> _Data entries_
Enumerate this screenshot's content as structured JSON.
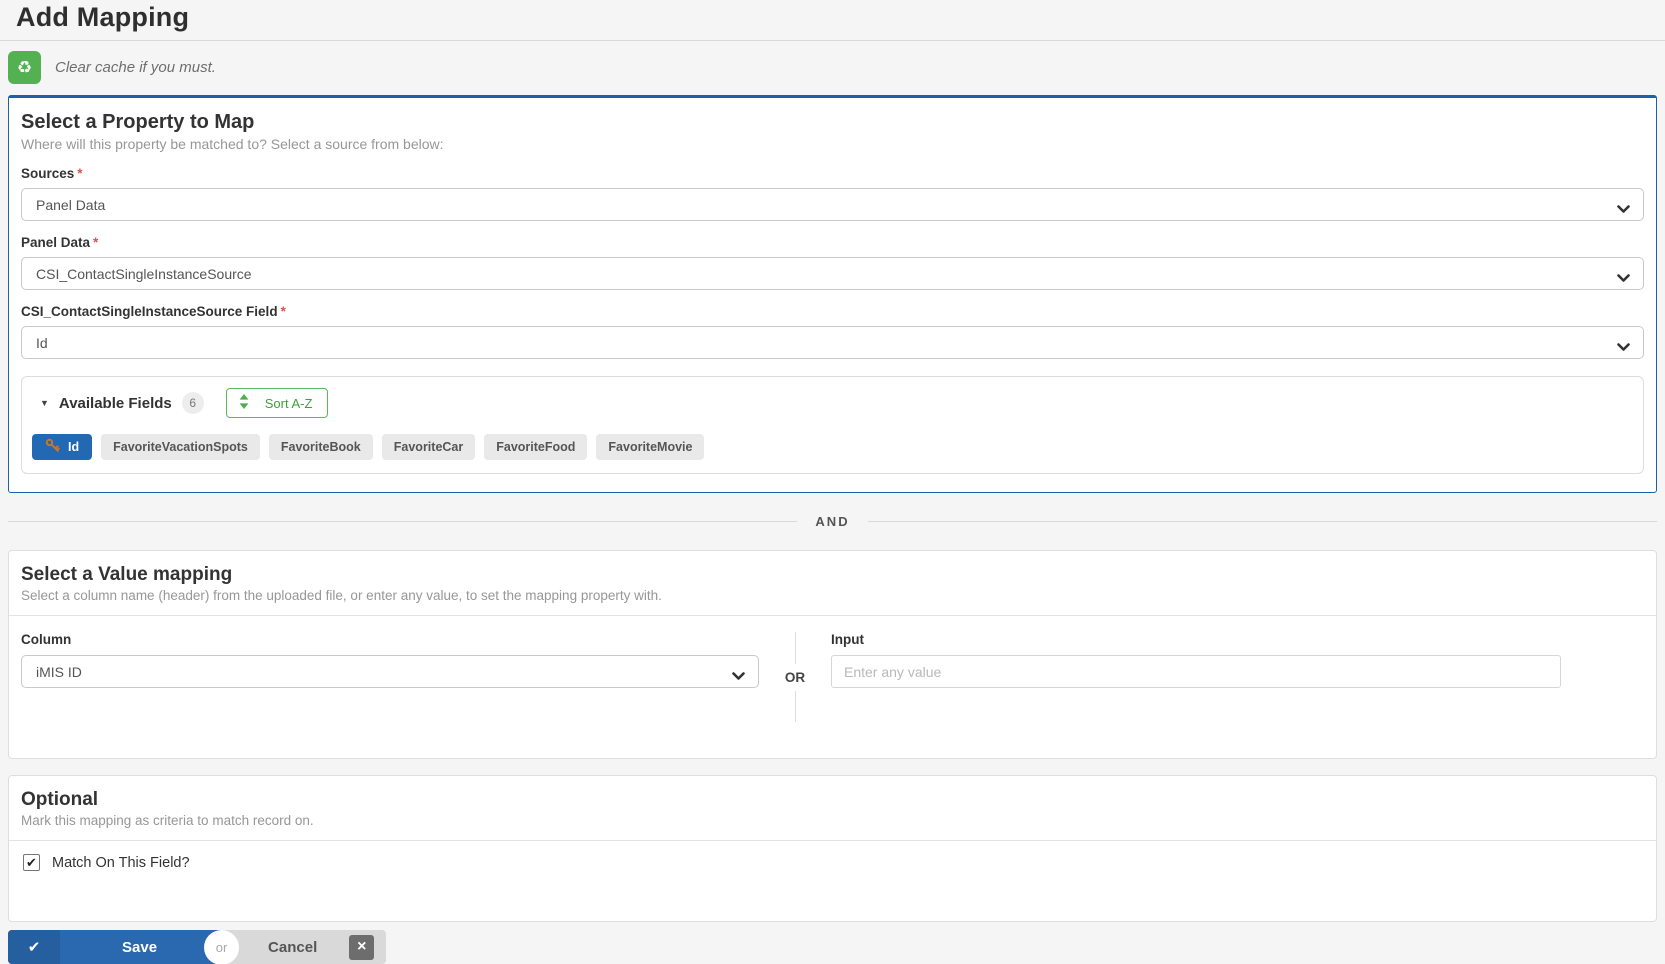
{
  "page": {
    "title": "Add Mapping"
  },
  "alert": {
    "text": "Clear cache if you must."
  },
  "required_mark": "*",
  "property_section": {
    "title": "Select a Property to Map",
    "subtitle": "Where will this property be matched to? Select a source from below:",
    "fields": [
      {
        "label": "Sources",
        "value": "Panel Data"
      },
      {
        "label": "Panel Data",
        "value": "CSI_ContactSingleInstanceSource"
      },
      {
        "label": "CSI_ContactSingleInstanceSource Field",
        "value": "Id"
      }
    ],
    "available_fields": {
      "label": "Available Fields",
      "count": "6",
      "sort_label": "Sort A-Z",
      "chips": [
        {
          "label": "Id"
        },
        {
          "label": "FavoriteVacationSpots"
        },
        {
          "label": "FavoriteBook"
        },
        {
          "label": "FavoriteCar"
        },
        {
          "label": "FavoriteFood"
        },
        {
          "label": "FavoriteMovie"
        }
      ]
    }
  },
  "and_divider": "AND",
  "value_section": {
    "title": "Select a Value mapping",
    "subtitle": "Select a column name (header) from the uploaded file, or enter any value, to set the mapping property with.",
    "column_label": "Column",
    "column_value": "iMIS ID",
    "or_label": "OR",
    "input_label": "Input",
    "input_placeholder": "Enter any value"
  },
  "optional_section": {
    "title": "Optional",
    "subtitle": "Mark this mapping as criteria to match record on.",
    "checkbox_label": "Match On This Field?"
  },
  "actions": {
    "save_label": "Save",
    "or_label": "or",
    "cancel_label": "Cancel"
  },
  "icons": {
    "recycle": "♻",
    "caret_down": "▼",
    "check": "✔",
    "close": "×"
  },
  "colors": {
    "accent_blue": "#2a68b0",
    "panel_border_blue": "#1e5fa8",
    "green": "#53b152",
    "chip_selected_blue": "#2268b2",
    "key_orange": "#c8762a",
    "required_red": "#d9534f"
  }
}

> _Given problem_
All the lines above are to be given again exactly as they read, with the pictures removed.

> _Right answer_
Enumerate this screenshot's content as structured JSON.
{
  "page": {
    "title": "Add Mapping"
  },
  "alert": {
    "text": "Clear cache if you must."
  },
  "required_mark": "*",
  "property_section": {
    "title": "Select a Property to Map",
    "subtitle": "Where will this property be matched to? Select a source from below:",
    "fields": [
      {
        "label": "Sources",
        "value": "Panel Data"
      },
      {
        "label": "Panel Data",
        "value": "CSI_ContactSingleInstanceSource"
      },
      {
        "label": "CSI_ContactSingleInstanceSource Field",
        "value": "Id"
      }
    ],
    "available_fields": {
      "label": "Available Fields",
      "count": "6",
      "sort_label": "Sort A-Z",
      "chips": [
        {
          "label": "Id"
        },
        {
          "label": "FavoriteVacationSpots"
        },
        {
          "label": "FavoriteBook"
        },
        {
          "label": "FavoriteCar"
        },
        {
          "label": "FavoriteFood"
        },
        {
          "label": "FavoriteMovie"
        }
      ]
    }
  },
  "and_divider": "AND",
  "value_section": {
    "title": "Select a Value mapping",
    "subtitle": "Select a column name (header) from the uploaded file, or enter any value, to set the mapping property with.",
    "column_label": "Column",
    "column_value": "iMIS ID",
    "or_label": "OR",
    "input_label": "Input",
    "input_placeholder": "Enter any value"
  },
  "optional_section": {
    "title": "Optional",
    "subtitle": "Mark this mapping as criteria to match record on.",
    "checkbox_label": "Match On This Field?"
  },
  "actions": {
    "save_label": "Save",
    "or_label": "or",
    "cancel_label": "Cancel"
  },
  "icons": {
    "recycle": "♻",
    "caret_down": "▼",
    "check": "✔",
    "close": "×"
  },
  "colors": {
    "accent_blue": "#2a68b0",
    "panel_border_blue": "#1e5fa8",
    "green": "#53b152",
    "chip_selected_blue": "#2268b2",
    "key_orange": "#c8762a",
    "required_red": "#d9534f"
  }
}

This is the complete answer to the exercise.